-- BEGIN --
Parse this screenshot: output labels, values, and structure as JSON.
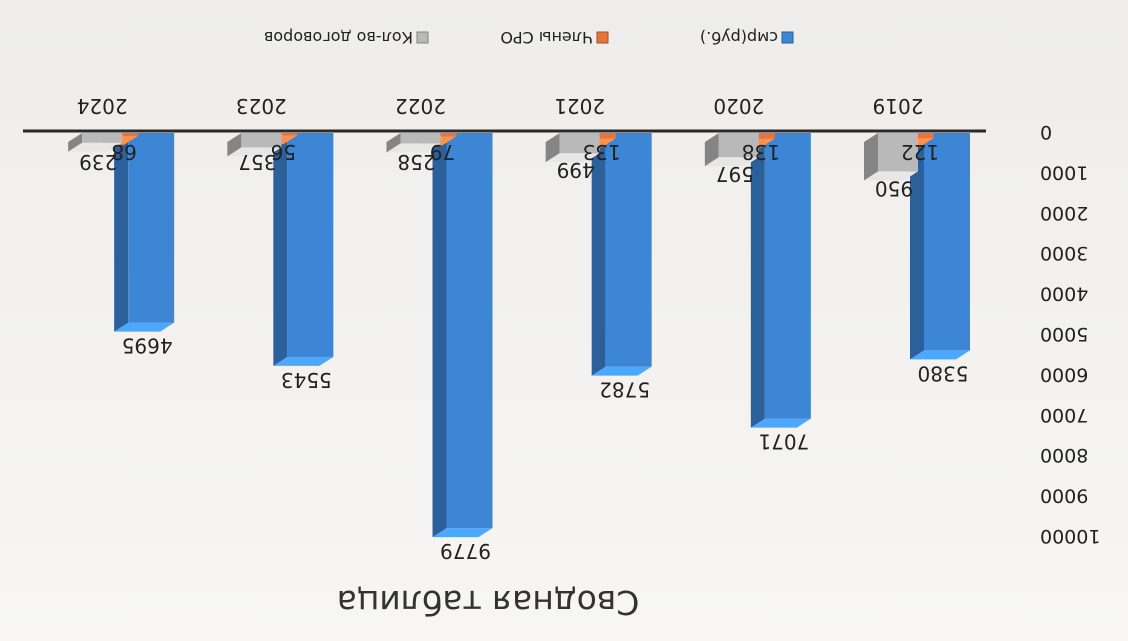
{
  "chart_data": {
    "type": "bar",
    "title": "Сводная таблица",
    "categories": [
      "2019",
      "2020",
      "2021",
      "2022",
      "2023",
      "2024"
    ],
    "series": [
      {
        "name": "смр(руб.)",
        "color": "#3d86d6",
        "values": [
          5380,
          7071,
          5782,
          9779,
          5543,
          4695
        ]
      },
      {
        "name": "Члены СРО",
        "color": "#e8743b",
        "values": [
          122,
          138,
          133,
          79,
          56,
          68
        ]
      },
      {
        "name": "Кол-во договоров",
        "color": "#b9b9b9",
        "values": [
          950,
          597,
          499,
          258,
          357,
          239
        ]
      }
    ],
    "ylim": [
      0,
      10000
    ],
    "yticks": [
      0,
      1000,
      2000,
      3000,
      4000,
      5000,
      6000,
      7000,
      8000,
      9000,
      10000
    ],
    "legend_position": "bottom",
    "grid": false,
    "three_d": true
  }
}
-- END --
### Description of the task
Every record above should be transcribed exactly; the pictures stay out of the copy.

### Task answer
Parse this screenshot: output labels, values, and structure as JSON.
{
  "chart_data": {
    "type": "bar",
    "title": "Сводная таблица",
    "categories": [
      "2019",
      "2020",
      "2021",
      "2022",
      "2023",
      "2024"
    ],
    "series": [
      {
        "name": "смр(руб.)",
        "color": "#3d86d6",
        "values": [
          5380,
          7071,
          5782,
          9779,
          5543,
          4695
        ]
      },
      {
        "name": "Члены СРО",
        "color": "#e8743b",
        "values": [
          122,
          138,
          133,
          79,
          56,
          68
        ]
      },
      {
        "name": "Кол-во договоров",
        "color": "#b9b9b9",
        "values": [
          950,
          597,
          499,
          258,
          357,
          239
        ]
      }
    ],
    "ylim": [
      0,
      10000
    ],
    "yticks": [
      0,
      1000,
      2000,
      3000,
      4000,
      5000,
      6000,
      7000,
      8000,
      9000,
      10000
    ],
    "legend_position": "bottom",
    "grid": false,
    "three_d": true
  }
}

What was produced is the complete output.